[Data listing]
——————
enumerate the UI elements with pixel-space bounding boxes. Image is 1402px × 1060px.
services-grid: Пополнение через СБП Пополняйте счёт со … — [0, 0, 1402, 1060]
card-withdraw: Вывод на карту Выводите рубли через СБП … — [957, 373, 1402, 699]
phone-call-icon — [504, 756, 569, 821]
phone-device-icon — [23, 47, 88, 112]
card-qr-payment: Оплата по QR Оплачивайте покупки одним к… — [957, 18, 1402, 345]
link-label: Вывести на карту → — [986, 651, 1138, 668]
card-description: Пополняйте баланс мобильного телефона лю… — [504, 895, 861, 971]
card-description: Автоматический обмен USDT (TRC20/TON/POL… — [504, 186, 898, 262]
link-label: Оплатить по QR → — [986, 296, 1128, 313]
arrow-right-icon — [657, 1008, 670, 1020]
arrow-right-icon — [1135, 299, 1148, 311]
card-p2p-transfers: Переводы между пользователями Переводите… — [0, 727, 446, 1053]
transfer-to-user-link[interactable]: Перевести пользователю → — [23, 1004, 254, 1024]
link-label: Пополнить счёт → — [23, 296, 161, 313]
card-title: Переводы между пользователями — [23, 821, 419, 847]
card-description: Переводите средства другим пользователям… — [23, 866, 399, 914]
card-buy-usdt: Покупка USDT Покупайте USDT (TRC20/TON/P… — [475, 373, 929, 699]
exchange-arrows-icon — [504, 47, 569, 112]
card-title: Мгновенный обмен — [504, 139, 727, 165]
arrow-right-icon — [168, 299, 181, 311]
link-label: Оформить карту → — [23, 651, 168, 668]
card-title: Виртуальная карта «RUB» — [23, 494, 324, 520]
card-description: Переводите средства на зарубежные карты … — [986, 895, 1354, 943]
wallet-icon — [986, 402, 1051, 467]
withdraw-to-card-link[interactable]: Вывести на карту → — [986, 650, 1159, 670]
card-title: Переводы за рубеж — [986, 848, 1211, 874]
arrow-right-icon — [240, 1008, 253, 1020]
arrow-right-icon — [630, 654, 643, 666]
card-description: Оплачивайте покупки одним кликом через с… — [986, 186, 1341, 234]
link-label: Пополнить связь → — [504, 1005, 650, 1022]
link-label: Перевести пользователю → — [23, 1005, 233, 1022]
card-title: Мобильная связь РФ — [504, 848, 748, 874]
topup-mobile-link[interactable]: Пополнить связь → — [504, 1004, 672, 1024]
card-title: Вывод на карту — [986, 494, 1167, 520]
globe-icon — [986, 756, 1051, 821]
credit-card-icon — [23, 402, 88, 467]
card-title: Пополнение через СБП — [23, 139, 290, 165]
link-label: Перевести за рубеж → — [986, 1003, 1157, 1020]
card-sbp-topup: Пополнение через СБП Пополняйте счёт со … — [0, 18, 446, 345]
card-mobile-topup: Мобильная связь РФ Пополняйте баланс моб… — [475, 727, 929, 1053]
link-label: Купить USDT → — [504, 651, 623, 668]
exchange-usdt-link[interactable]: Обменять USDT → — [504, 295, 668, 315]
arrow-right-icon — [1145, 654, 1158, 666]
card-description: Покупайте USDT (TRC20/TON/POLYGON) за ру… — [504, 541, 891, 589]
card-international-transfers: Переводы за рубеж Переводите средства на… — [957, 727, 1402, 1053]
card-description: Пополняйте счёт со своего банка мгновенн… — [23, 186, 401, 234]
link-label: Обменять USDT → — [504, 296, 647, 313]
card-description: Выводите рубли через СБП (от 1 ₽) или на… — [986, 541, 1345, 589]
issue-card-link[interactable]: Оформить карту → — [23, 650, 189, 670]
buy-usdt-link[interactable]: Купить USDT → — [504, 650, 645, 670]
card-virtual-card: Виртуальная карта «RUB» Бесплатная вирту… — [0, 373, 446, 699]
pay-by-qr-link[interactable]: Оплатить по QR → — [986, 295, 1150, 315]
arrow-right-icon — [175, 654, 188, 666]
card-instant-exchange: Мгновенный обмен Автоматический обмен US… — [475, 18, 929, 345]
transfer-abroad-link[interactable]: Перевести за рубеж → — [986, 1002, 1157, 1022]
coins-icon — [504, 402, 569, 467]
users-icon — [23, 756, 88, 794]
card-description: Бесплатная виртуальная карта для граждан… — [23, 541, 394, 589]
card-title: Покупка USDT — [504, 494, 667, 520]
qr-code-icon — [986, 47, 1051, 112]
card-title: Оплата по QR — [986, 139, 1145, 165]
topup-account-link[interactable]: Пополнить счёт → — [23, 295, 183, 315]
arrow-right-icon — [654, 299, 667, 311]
——————
[PROBLEM REQUIREMENTS] Can you reproduce every line of the entries above, word for word?

[SOLUTION FOR THIS EXERCISE]
enumerate the UI elements with pixel-space bounding boxes. Image is 1402px × 1060px.
services-grid: Пополнение через СБП Пополняйте счёт со … — [0, 0, 1402, 1060]
card-withdraw: Вывод на карту Выводите рубли через СБП … — [957, 373, 1402, 699]
phone-call-icon — [504, 756, 569, 821]
phone-device-icon — [23, 47, 88, 112]
card-qr-payment: Оплата по QR Оплачивайте покупки одним к… — [957, 18, 1402, 345]
link-label: Вывести на карту → — [986, 651, 1138, 668]
card-description: Пополняйте баланс мобильного телефона лю… — [504, 895, 861, 971]
card-description: Автоматический обмен USDT (TRC20/TON/POL… — [504, 186, 898, 262]
link-label: Оплатить по QR → — [986, 296, 1128, 313]
arrow-right-icon — [657, 1008, 670, 1020]
arrow-right-icon — [1135, 299, 1148, 311]
card-p2p-transfers: Переводы между пользователями Переводите… — [0, 727, 446, 1053]
transfer-to-user-link[interactable]: Перевести пользователю → — [23, 1004, 254, 1024]
link-label: Пополнить счёт → — [23, 296, 161, 313]
card-title: Переводы между пользователями — [23, 821, 419, 847]
card-description: Переводите средства другим пользователям… — [23, 866, 399, 914]
card-buy-usdt: Покупка USDT Покупайте USDT (TRC20/TON/P… — [475, 373, 929, 699]
exchange-arrows-icon — [504, 47, 569, 112]
card-title: Мгновенный обмен — [504, 139, 727, 165]
arrow-right-icon — [168, 299, 181, 311]
link-label: Оформить карту → — [23, 651, 168, 668]
card-title: Виртуальная карта «RUB» — [23, 494, 324, 520]
card-description: Переводите средства на зарубежные карты … — [986, 895, 1354, 943]
wallet-icon — [986, 402, 1051, 467]
withdraw-to-card-link[interactable]: Вывести на карту → — [986, 650, 1159, 670]
card-title: Переводы за рубеж — [986, 848, 1211, 874]
arrow-right-icon — [240, 1008, 253, 1020]
arrow-right-icon — [630, 654, 643, 666]
card-description: Оплачивайте покупки одним кликом через с… — [986, 186, 1341, 234]
link-label: Пополнить связь → — [504, 1005, 650, 1022]
link-label: Перевести пользователю → — [23, 1005, 233, 1022]
card-title: Мобильная связь РФ — [504, 848, 748, 874]
topup-mobile-link[interactable]: Пополнить связь → — [504, 1004, 672, 1024]
card-title: Вывод на карту — [986, 494, 1167, 520]
globe-icon — [986, 756, 1051, 821]
credit-card-icon — [23, 402, 88, 467]
card-title: Пополнение через СБП — [23, 139, 290, 165]
link-label: Перевести за рубеж → — [986, 1003, 1157, 1020]
card-sbp-topup: Пополнение через СБП Пополняйте счёт со … — [0, 18, 446, 345]
card-mobile-topup: Мобильная связь РФ Пополняйте баланс моб… — [475, 727, 929, 1053]
link-label: Купить USDT → — [504, 651, 623, 668]
exchange-usdt-link[interactable]: Обменять USDT → — [504, 295, 668, 315]
arrow-right-icon — [1145, 654, 1158, 666]
card-description: Покупайте USDT (TRC20/TON/POLYGON) за ру… — [504, 541, 891, 589]
card-international-transfers: Переводы за рубеж Переводите средства на… — [957, 727, 1402, 1053]
card-description: Пополняйте счёт со своего банка мгновенн… — [23, 186, 401, 234]
link-label: Обменять USDT → — [504, 296, 647, 313]
card-description: Выводите рубли через СБП (от 1 ₽) или на… — [986, 541, 1345, 589]
issue-card-link[interactable]: Оформить карту → — [23, 650, 189, 670]
buy-usdt-link[interactable]: Купить USDT → — [504, 650, 645, 670]
card-virtual-card: Виртуальная карта «RUB» Бесплатная вирту… — [0, 373, 446, 699]
pay-by-qr-link[interactable]: Оплатить по QR → — [986, 295, 1150, 315]
arrow-right-icon — [175, 654, 188, 666]
card-instant-exchange: Мгновенный обмен Автоматический обмен US… — [475, 18, 929, 345]
transfer-abroad-link[interactable]: Перевести за рубеж → — [986, 1002, 1157, 1022]
coins-icon — [504, 402, 569, 467]
users-icon — [23, 756, 88, 794]
card-description: Бесплатная виртуальная карта для граждан… — [23, 541, 394, 589]
card-title: Покупка USDT — [504, 494, 667, 520]
qr-code-icon — [986, 47, 1051, 112]
card-title: Оплата по QR — [986, 139, 1145, 165]
topup-account-link[interactable]: Пополнить счёт → — [23, 295, 183, 315]
arrow-right-icon — [654, 299, 667, 311]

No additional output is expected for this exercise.